_INSTRUCTIONS TO FOLLOW:_ List every line in the material below that contains the word "bounding".
** START INFORMATION SHOWN **
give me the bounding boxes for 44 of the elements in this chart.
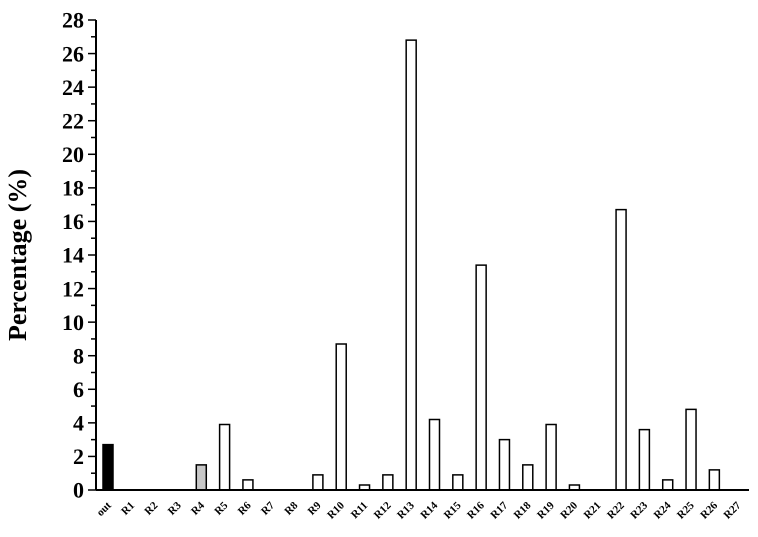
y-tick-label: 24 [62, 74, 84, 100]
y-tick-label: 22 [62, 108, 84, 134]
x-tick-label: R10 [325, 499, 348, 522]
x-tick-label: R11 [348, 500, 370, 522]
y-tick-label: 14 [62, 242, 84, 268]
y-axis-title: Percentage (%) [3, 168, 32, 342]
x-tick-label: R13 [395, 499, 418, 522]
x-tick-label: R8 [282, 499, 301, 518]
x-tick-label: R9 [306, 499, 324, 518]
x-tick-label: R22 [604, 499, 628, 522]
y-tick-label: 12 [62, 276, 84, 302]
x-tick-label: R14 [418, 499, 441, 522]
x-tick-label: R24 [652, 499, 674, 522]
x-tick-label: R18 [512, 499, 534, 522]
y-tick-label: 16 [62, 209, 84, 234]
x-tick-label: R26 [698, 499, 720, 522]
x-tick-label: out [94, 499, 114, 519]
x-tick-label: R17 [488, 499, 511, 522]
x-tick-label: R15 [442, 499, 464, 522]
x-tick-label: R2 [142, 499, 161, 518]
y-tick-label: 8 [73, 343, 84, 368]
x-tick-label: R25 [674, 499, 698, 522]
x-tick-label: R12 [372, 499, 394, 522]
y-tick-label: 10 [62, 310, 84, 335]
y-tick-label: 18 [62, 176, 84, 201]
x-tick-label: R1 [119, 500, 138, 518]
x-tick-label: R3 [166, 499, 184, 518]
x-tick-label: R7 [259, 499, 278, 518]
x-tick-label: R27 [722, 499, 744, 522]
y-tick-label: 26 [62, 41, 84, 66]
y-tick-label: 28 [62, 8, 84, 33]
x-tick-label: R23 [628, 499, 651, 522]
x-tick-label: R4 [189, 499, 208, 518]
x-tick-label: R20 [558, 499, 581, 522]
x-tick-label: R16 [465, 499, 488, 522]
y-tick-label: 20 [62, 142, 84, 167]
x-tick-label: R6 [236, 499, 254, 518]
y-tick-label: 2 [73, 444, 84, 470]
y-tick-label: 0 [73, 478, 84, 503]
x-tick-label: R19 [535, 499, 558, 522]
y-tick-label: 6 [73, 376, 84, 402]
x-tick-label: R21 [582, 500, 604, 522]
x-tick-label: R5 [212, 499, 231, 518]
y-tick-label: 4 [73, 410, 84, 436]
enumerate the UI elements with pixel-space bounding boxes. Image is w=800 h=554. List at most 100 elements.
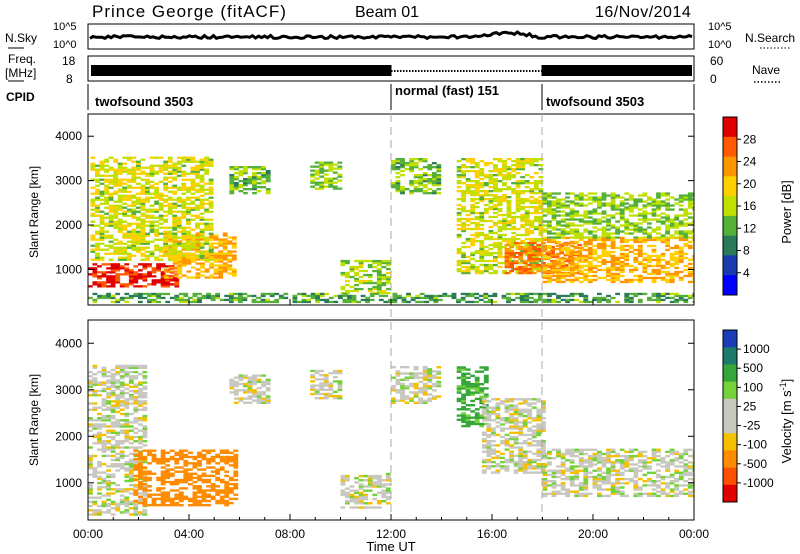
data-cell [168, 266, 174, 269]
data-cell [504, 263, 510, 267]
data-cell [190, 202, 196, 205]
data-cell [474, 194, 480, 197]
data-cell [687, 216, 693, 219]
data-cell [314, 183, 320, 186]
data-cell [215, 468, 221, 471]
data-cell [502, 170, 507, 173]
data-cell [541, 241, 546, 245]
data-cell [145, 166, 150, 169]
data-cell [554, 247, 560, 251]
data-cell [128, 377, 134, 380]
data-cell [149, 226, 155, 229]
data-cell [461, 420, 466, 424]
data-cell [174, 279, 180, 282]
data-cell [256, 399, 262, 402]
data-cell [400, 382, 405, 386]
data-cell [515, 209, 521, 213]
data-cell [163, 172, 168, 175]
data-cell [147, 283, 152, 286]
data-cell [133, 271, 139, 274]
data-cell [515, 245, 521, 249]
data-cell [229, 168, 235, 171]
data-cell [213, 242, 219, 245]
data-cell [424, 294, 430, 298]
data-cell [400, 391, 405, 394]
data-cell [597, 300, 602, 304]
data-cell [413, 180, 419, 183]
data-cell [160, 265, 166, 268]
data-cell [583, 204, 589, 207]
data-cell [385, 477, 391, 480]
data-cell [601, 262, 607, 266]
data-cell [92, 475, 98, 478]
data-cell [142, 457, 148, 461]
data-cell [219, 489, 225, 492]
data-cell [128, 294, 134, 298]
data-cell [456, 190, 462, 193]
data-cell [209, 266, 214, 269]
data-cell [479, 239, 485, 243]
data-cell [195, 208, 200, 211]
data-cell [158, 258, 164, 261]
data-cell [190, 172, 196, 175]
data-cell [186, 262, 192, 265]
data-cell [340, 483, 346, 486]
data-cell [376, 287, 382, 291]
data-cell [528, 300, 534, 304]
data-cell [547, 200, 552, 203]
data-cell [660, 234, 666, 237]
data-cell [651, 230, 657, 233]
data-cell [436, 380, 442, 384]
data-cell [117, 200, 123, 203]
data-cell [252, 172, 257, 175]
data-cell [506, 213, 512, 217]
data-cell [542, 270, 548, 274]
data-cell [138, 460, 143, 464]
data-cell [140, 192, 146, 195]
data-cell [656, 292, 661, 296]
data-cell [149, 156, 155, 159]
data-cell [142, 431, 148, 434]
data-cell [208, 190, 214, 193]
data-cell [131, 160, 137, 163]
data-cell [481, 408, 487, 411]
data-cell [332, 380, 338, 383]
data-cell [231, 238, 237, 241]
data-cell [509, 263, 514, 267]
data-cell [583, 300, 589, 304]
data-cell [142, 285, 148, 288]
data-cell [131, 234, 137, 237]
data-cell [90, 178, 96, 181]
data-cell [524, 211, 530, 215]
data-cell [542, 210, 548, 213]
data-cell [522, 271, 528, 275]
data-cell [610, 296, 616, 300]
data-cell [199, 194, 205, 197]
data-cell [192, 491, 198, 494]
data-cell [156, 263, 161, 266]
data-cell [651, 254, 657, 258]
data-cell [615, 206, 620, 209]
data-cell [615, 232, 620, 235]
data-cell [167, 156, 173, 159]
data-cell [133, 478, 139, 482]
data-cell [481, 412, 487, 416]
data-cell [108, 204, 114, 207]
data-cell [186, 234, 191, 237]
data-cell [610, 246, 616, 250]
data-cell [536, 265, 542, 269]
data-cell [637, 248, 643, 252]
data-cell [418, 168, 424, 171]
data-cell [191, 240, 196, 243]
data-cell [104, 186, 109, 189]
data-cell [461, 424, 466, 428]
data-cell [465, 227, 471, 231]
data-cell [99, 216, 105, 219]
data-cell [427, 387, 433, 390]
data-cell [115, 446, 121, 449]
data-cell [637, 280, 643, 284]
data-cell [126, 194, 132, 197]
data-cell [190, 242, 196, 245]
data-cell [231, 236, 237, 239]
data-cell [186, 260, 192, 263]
** END INFORMATION SHOWN **
_RESPONSE TO THIS TASK:_
give me the bounding boxes for 44 of the elements in this chart.
enumerate the UI elements with pixel-space bounding boxes. Image is w=800 h=554. List at most 100 elements.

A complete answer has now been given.